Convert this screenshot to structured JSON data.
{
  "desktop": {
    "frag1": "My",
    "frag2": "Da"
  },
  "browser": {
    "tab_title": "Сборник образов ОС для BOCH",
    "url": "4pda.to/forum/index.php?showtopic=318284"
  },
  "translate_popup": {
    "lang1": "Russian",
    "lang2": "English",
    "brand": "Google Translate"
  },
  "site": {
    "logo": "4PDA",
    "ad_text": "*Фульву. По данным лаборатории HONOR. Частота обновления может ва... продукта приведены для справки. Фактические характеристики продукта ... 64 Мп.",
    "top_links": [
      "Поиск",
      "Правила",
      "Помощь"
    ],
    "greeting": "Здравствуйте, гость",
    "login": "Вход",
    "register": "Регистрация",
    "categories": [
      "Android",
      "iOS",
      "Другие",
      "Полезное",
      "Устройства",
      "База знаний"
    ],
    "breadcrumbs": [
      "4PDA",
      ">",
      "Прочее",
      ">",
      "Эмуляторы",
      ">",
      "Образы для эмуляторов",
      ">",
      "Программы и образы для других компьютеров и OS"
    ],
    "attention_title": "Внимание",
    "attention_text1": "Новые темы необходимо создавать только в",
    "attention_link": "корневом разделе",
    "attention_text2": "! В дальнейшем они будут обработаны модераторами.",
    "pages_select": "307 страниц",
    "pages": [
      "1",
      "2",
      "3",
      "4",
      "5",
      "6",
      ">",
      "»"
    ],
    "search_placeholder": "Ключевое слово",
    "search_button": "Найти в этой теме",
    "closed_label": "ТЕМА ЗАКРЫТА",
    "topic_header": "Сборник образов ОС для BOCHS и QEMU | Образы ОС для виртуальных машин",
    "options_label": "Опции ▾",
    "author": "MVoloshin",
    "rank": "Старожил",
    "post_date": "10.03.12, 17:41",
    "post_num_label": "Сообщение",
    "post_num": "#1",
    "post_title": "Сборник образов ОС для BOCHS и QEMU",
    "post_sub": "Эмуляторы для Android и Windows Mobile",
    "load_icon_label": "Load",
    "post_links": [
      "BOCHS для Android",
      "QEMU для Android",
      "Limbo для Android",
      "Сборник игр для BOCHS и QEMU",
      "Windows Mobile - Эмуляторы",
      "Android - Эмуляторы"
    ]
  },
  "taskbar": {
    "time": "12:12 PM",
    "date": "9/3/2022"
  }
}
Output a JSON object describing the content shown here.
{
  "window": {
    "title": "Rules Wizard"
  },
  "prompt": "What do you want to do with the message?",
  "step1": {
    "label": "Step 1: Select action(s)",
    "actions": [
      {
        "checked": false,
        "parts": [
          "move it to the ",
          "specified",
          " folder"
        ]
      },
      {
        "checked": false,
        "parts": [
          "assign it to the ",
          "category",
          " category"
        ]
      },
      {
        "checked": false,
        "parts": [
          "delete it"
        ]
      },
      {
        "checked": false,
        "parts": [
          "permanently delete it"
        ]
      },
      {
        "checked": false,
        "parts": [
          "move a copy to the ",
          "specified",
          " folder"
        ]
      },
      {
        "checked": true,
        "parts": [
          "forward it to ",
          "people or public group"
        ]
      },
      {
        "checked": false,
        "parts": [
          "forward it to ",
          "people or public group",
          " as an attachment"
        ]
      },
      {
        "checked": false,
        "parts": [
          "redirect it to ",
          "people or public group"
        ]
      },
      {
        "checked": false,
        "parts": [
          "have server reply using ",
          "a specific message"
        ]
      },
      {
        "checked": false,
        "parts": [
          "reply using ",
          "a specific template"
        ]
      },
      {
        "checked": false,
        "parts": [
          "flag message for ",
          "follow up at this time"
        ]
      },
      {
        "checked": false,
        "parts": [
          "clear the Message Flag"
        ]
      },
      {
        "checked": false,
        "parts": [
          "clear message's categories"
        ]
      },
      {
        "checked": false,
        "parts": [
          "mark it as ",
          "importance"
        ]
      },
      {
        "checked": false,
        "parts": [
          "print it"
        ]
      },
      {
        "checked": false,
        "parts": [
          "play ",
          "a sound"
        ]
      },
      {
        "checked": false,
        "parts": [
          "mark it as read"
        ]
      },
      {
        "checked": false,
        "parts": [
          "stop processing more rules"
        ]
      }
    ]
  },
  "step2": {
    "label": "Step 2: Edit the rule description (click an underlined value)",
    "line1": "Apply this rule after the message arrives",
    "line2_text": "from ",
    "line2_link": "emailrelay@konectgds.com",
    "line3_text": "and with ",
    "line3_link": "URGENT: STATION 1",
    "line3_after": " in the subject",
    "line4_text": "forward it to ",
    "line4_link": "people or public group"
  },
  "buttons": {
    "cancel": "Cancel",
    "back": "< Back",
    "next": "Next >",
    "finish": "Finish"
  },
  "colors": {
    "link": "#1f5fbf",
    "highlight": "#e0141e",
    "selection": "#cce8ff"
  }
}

### INSTRUCTIONS TO FOLLOW
Pull out each line holding the string "образов".

### THE OUTPUT
    "tab_title": "Сборник образов ОС для BOCH",
    "topic_header": "Сборник образов ОС для BOCHS и QEMU | Образы ОС для виртуальных машин",
    "post_title": "Сборник образов ОС для BOCHS и QEMU",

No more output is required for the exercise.